[start]
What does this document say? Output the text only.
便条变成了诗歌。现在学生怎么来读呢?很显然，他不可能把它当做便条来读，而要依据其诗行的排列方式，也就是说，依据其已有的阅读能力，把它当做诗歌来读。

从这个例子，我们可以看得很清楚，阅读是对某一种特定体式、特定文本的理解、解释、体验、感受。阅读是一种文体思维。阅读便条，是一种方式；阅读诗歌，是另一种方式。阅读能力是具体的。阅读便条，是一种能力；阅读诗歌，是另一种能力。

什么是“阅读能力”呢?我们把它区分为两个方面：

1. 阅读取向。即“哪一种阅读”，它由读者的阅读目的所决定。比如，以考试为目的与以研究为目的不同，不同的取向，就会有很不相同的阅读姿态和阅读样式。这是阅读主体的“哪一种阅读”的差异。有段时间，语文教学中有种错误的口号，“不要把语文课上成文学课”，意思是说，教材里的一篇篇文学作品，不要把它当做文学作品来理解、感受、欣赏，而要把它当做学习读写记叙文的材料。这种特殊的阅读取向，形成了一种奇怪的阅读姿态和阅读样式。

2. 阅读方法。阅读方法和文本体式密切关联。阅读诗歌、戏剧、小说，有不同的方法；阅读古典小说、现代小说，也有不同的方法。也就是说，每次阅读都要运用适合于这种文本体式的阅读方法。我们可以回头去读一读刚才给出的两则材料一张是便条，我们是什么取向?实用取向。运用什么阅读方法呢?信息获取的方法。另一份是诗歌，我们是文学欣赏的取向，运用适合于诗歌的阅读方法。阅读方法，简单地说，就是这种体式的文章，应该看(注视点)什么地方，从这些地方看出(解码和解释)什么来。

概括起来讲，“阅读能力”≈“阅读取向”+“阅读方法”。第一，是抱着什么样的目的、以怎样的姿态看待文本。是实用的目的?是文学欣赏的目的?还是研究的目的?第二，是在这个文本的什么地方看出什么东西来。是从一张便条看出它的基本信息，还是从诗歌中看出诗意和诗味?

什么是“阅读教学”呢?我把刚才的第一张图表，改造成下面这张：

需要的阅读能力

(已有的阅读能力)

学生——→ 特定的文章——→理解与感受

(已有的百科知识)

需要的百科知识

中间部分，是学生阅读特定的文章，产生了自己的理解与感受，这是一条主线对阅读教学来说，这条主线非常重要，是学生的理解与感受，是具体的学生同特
[end]
- [EXERCISE OBJECTIVE] For each line of the listing that holds the word "阅读取向", show that line.

- [EXPECTED ANSWER]
1. 阅读取向。即“哪一种阅读”，它由读者的阅读目的所决定。比如，以考试为目的与以研究为目的不同，不同的取向，就会有很不相同的阅读姿态和阅读样式。这是阅读主体的“哪一种阅读”的差异。有段时间，语文教学中有种错误的口号，“不要把语文课上成文学课”，意思是说，教材里的一篇篇文学作品，不要把它当做文学作品来理解、感受、欣赏，而要把它当做学习读写记叙文的材料。这种特殊的阅读取向，形成了一种奇怪的阅读姿态和阅读样式。
概括起来讲，“阅读能力”≈“阅读取向”+“阅读方法”。第一，是抱着什么样的目的、以怎样的姿态看待文本。是实用的目的?是文学欣赏的目的?还是研究的目的?第二，是在这个文本的什么地方看出什么东西来。是从一张便条看出它的基本信息，还是从诗歌中看出诗意和诗味?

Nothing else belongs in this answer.